## begin Excerpted data

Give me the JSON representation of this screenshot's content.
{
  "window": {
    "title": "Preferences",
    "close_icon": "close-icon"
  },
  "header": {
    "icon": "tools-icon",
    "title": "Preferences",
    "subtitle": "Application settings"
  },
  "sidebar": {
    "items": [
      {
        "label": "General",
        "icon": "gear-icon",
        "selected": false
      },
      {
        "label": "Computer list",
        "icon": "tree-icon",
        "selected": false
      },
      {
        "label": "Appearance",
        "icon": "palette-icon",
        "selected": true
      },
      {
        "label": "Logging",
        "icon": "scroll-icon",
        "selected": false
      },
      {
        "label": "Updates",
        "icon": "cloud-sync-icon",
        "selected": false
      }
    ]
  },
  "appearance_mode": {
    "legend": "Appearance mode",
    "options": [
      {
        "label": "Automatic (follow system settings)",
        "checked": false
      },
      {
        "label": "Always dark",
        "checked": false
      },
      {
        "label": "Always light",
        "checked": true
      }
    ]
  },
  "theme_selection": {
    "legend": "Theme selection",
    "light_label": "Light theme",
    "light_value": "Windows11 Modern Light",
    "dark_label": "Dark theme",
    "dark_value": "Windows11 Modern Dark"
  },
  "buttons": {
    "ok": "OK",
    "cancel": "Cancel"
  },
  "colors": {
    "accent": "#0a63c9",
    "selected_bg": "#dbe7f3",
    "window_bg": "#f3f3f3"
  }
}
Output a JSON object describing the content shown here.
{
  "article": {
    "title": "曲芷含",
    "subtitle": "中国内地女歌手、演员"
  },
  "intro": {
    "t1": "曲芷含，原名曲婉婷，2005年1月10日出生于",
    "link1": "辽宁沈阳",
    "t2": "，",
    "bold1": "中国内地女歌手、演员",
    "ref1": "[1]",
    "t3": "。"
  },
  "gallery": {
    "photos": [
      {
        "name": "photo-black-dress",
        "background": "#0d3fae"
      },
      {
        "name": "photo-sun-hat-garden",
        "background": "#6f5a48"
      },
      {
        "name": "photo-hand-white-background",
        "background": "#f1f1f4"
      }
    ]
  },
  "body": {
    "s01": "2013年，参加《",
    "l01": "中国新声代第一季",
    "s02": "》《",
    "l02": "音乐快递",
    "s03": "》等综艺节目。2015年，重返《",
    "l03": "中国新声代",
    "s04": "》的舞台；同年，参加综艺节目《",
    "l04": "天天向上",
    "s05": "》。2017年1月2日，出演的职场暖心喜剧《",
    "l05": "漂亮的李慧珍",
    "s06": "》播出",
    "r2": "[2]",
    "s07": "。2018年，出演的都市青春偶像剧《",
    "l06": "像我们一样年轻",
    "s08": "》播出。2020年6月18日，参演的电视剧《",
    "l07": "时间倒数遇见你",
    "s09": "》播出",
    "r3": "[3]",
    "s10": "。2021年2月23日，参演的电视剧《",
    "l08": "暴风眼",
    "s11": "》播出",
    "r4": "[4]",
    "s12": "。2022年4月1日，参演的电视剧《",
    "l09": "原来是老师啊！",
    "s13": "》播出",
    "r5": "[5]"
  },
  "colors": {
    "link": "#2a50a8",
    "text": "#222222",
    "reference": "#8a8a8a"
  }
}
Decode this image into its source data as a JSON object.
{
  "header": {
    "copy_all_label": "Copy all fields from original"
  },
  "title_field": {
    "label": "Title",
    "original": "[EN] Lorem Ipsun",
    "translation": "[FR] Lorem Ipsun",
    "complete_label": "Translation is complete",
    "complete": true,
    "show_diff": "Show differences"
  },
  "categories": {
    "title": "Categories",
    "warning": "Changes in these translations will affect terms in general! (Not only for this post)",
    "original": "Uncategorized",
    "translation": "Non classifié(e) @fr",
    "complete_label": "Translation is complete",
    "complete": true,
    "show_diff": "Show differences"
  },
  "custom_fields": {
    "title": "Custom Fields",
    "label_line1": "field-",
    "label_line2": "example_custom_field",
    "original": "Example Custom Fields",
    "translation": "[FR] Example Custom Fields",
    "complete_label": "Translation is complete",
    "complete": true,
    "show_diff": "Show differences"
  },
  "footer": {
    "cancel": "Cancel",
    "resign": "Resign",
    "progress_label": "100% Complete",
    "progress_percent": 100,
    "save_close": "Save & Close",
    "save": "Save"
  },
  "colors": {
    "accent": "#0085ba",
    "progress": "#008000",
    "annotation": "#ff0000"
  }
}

## end Excerpted data

_Requirements:_ Transcribe each entry exactly.

_Answer for the task:_
Give me the JSON representation of this screenshot's content.
{
  "window": {
    "title": "Preferences",
    "close_icon": "close-icon"
  },
  "header": {
    "icon": "tools-icon",
    "title": "Preferences",
    "subtitle": "Application settings"
  },
  "sidebar": {
    "items": [
      {
        "label": "General",
        "icon": "gear-icon",
        "selected": false
      },
      {
        "label": "Computer list",
        "icon": "tree-icon",
        "selected": false
      },
      {
        "label": "Appearance",
        "icon": "palette-icon",
        "selected": true
      },
      {
        "label": "Logging",
        "icon": "scroll-icon",
        "selected": false
      },
      {
        "label": "Updates",
        "icon": "cloud-sync-icon",
        "selected": false
      }
    ]
  },
  "appearance_mode": {
    "legend": "Appearance mode",
    "options": [
      {
        "label": "Automatic (follow system settings)",
        "checked": false
      },
      {
        "label": "Always dark",
        "checked": false
      },
      {
        "label": "Always light",
        "checked": true
      }
    ]
  },
  "theme_selection": {
    "legend": "Theme selection",
    "light_label": "Light theme",
    "light_value": "Windows11 Modern Light",
    "dark_label": "Dark theme",
    "dark_value": "Windows11 Modern Dark"
  },
  "buttons": {
    "ok": "OK",
    "cancel": "Cancel"
  },
  "colors": {
    "accent": "#0a63c9",
    "selected_bg": "#dbe7f3",
    "window_bg": "#f3f3f3"
  }
}
Output a JSON object describing the content shown here.
{
  "article": {
    "title": "曲芷含",
    "subtitle": "中国内地女歌手、演员"
  },
  "intro": {
    "t1": "曲芷含，原名曲婉婷，2005年1月10日出生于",
    "link1": "辽宁沈阳",
    "t2": "，",
    "bold1": "中国内地女歌手、演员",
    "ref1": "[1]",
    "t3": "。"
  },
  "gallery": {
    "photos": [
      {
        "name": "photo-black-dress",
        "background": "#0d3fae"
      },
      {
        "name": "photo-sun-hat-garden",
        "background": "#6f5a48"
      },
      {
        "name": "photo-hand-white-background",
        "background": "#f1f1f4"
      }
    ]
  },
  "body": {
    "s01": "2013年，参加《",
    "l01": "中国新声代第一季",
    "s02": "》《",
    "l02": "音乐快递",
    "s03": "》等综艺节目。2015年，重返《",
    "l03": "中国新声代",
    "s04": "》的舞台；同年，参加综艺节目《",
    "l04": "天天向上",
    "s05": "》。2017年1月2日，出演的职场暖心喜剧《",
    "l05": "漂亮的李慧珍",
    "s06": "》播出",
    "r2": "[2]",
    "s07": "。2018年，出演的都市青春偶像剧《",
    "l06": "像我们一样年轻",
    "s08": "》播出。2020年6月18日，参演的电视剧《",
    "l07": "时间倒数遇见你",
    "s09": "》播出",
    "r3": "[3]",
    "s10": "。2021年2月23日，参演的电视剧《",
    "l08": "暴风眼",
    "s11": "》播出",
    "r4": "[4]",
    "s12": "。2022年4月1日，参演的电视剧《",
    "l09": "原来是老师啊！",
    "s13": "》播出",
    "r5": "[5]"
  },
  "colors": {
    "link": "#2a50a8",
    "text": "#222222",
    "reference": "#8a8a8a"
  }
}
Decode this image into its source data as a JSON object.
{
  "header": {
    "copy_all_label": "Copy all fields from original"
  },
  "title_field": {
    "label": "Title",
    "original": "[EN] Lorem Ipsun",
    "translation": "[FR] Lorem Ipsun",
    "complete_label": "Translation is complete",
    "complete": true,
    "show_diff": "Show differences"
  },
  "categories": {
    "title": "Categories",
    "warning": "Changes in these translations will affect terms in general! (Not only for this post)",
    "original": "Uncategorized",
    "translation": "Non classifié(e) @fr",
    "complete_label": "Translation is complete",
    "complete": true,
    "show_diff": "Show differences"
  },
  "custom_fields": {
    "title": "Custom Fields",
    "label_line1": "field-",
    "label_line2": "example_custom_field",
    "original": "Example Custom Fields",
    "translation": "[FR] Example Custom Fields",
    "complete_label": "Translation is complete",
    "complete": true,
    "show_diff": "Show differences"
  },
  "footer": {
    "cancel": "Cancel",
    "resign": "Resign",
    "progress_label": "100% Complete",
    "progress_percent": 100,
    "save_close": "Save & Close",
    "save": "Save"
  },
  "colors": {
    "accent": "#0085ba",
    "progress": "#008000",
    "annotation": "#ff0000"
  }
}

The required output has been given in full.